**What is asked**
Please transcribe the records precisely; pictures stay out of your copy.

**Input for this task**
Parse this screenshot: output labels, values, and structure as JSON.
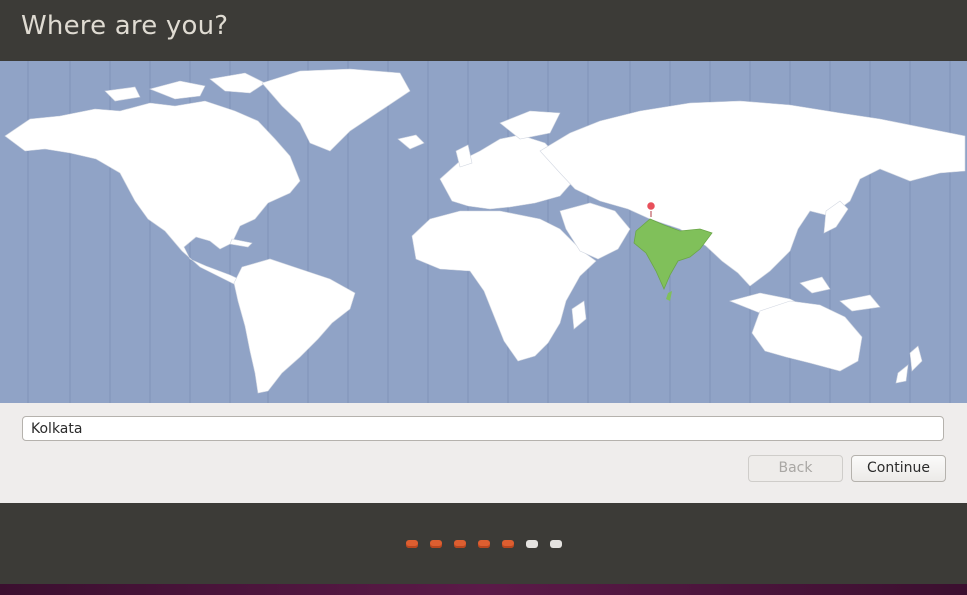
{
  "window": {
    "title": "Where are you?"
  },
  "map": {
    "selected_region": "India",
    "marker_icon": "location-pin-icon",
    "colors": {
      "ocean": "#90a3c6",
      "land": "#ffffff",
      "selected_land": "#80c05a",
      "marker": "#e8505b",
      "timezone_lines": "#7f93b8"
    }
  },
  "location": {
    "value": "Kolkata",
    "placeholder": ""
  },
  "buttons": {
    "back_label": "Back",
    "continue_label": "Continue"
  },
  "progress": {
    "total_steps": 7,
    "completed_steps": 5,
    "colors": {
      "done": "#dd5e30",
      "pending": "#e5e3e0"
    }
  }
}
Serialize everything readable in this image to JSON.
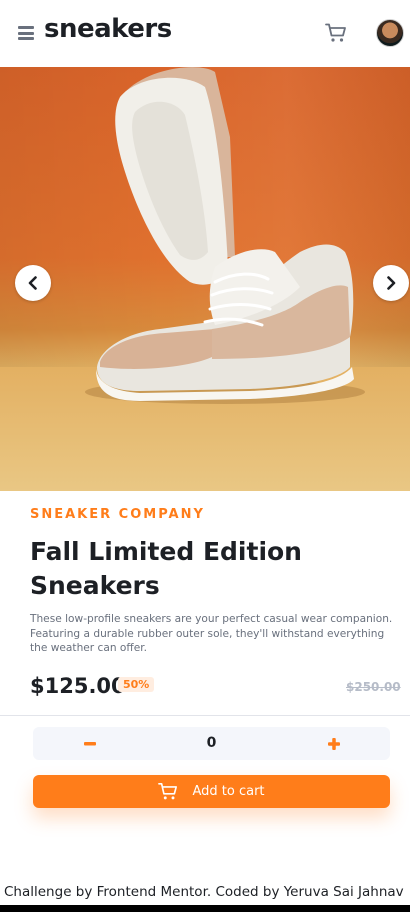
{
  "header": {
    "logo": "sneakers",
    "menu_icon": "hamburger-menu-icon",
    "cart_icon": "cart-icon",
    "avatar": "user-avatar"
  },
  "gallery": {
    "prev_icon": "chevron-left-icon",
    "next_icon": "chevron-right-icon"
  },
  "product": {
    "company": "SNEAKER COMPANY",
    "title": "Fall Limited Edition Sneakers",
    "description": "These low-profile sneakers are your perfect casual wear companion. Featuring a durable rubber outer sole, they'll withstand everything the weather can offer.",
    "price": "$125.00",
    "discount": "50%",
    "original_price": "$250.00"
  },
  "cart_controls": {
    "quantity": "0",
    "minus_icon": "minus-icon",
    "plus_icon": "plus-icon",
    "add_to_cart_label": "Add to cart"
  },
  "footer": {
    "attribution": "Challenge by Frontend Mentor. Coded by Yeruva Sai Jahnav"
  },
  "colors": {
    "accent": "#ff7d1a",
    "accent_light": "#ffede0",
    "text_dark": "#1d2025",
    "text_grey": "#69707d",
    "strike_grey": "#b6bcc8"
  }
}
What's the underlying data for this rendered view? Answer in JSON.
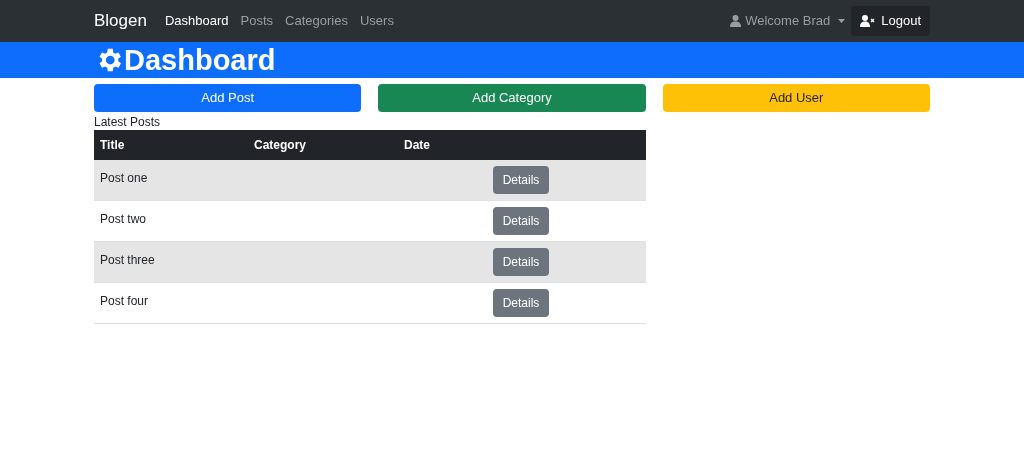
{
  "navbar": {
    "brand": "Blogen",
    "links": [
      {
        "label": "Dashboard",
        "selected": true
      },
      {
        "label": "Posts",
        "selected": false
      },
      {
        "label": "Categories",
        "selected": false
      },
      {
        "label": "Users",
        "selected": false
      }
    ],
    "user_menu": "Welcome Brad",
    "logout": "Logout"
  },
  "header": {
    "title": "Dashboard"
  },
  "actions": [
    {
      "label": "Add Post",
      "kind": "primary"
    },
    {
      "label": "Add Category",
      "kind": "success"
    },
    {
      "label": "Add User",
      "kind": "warning"
    }
  ],
  "table": {
    "caption": "Latest Posts",
    "columns": [
      "Title",
      "Category",
      "Date"
    ],
    "rows": [
      {
        "title": "Post one",
        "button": "Details"
      },
      {
        "title": "Post two",
        "button": "Details"
      },
      {
        "title": "Post three",
        "button": "Details"
      },
      {
        "title": "Post four",
        "button": "Details"
      }
    ]
  }
}
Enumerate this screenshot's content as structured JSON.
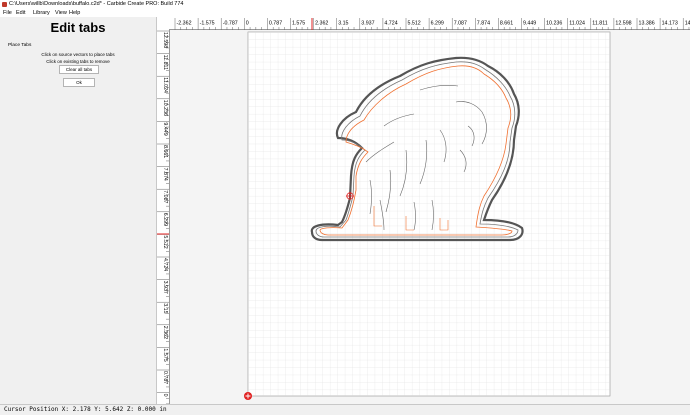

**Result of the task**
Parse this screenshot: output labels, values, and structure as JSON.
{
  "window": {
    "title": "Where are you?"
  },
  "map": {
    "selected_region": "India",
    "marker_icon": "location-pin-icon",
    "colors": {
      "ocean": "#90a3c6",
      "land": "#ffffff",
      "selected_land": "#80c05a",
      "marker": "#e8505b",
      "timezone_lines": "#7f93b8"
    }
  },
  "location": {
    "value": "Kolkata",
    "placeholder": ""
  },
  "buttons": {
    "back_label": "Back",
    "continue_label": "Continue"
  },
  "progress": {
    "total_steps": 7,
    "completed_steps": 5,
    "colors": {
      "done": "#dd5e30",
      "pending": "#e5e3e0"
    }
  }
}
Serialize everything readable in this image to JSON.
{
  "header": {
    "logo": "sneakers",
    "menu_icon": "hamburger-menu-icon",
    "cart_icon": "cart-icon",
    "avatar": "user-avatar"
  },
  "gallery": {
    "prev_icon": "chevron-left-icon",
    "next_icon": "chevron-right-icon"
  },
  "product": {
    "company": "SNEAKER COMPANY",
    "title": "Fall Limited Edition Sneakers",
    "description": "These low-profile sneakers are your perfect casual wear companion. Featuring a durable rubber outer sole, they'll withstand everything the weather can offer.",
    "price": "$125.00",
    "discount": "50%",
    "original_price": "$250.00"
  },
  "cart_controls": {
    "quantity": "0",
    "minus_icon": "minus-icon",
    "plus_icon": "plus-icon",
    "add_to_cart_label": "Add to cart"
  },
  "footer": {
    "attribution": "Challenge by Frontend Mentor. Coded by Yeruva Sai Jahnav"
  },
  "colors": {
    "accent": "#ff7d1a",
    "accent_light": "#ffede0",
    "text_dark": "#1d2025",
    "text_grey": "#69707d",
    "strike_grey": "#b6bcc8"
  }
}
What's the underlying data for this rendered view? Answer in JSON.
{
  "navbar": {
    "brand": "Blogen",
    "links": [
      {
        "label": "Dashboard",
        "selected": true
      },
      {
        "label": "Posts",
        "selected": false
      },
      {
        "label": "Categories",
        "selected": false
      },
      {
        "label": "Users",
        "selected": false
      }
    ],
    "user_menu": "Welcome Brad",
    "logout": "Logout"
  },
  "header": {
    "title": "Dashboard"
  },
  "actions": [
    {
      "label": "Add Post",
      "kind": "primary"
    },
    {
      "label": "Add Category",
      "kind": "success"
    },
    {
      "label": "Add User",
      "kind": "warning"
    }
  ],
  "table": {
    "caption": "Latest Posts",
    "columns": [
      "Title",
      "Category",
      "Date"
    ],
    "rows": [
      {
        "title": "Post one",
        "button": "Details"
      },
      {
        "title": "Post two",
        "button": "Details"
      },
      {
        "title": "Post three",
        "button": "Details"
      },
      {
        "title": "Post four",
        "button": "Details"
      }
    ]
  }
}
Enumerate this screenshot's content as structured JSON.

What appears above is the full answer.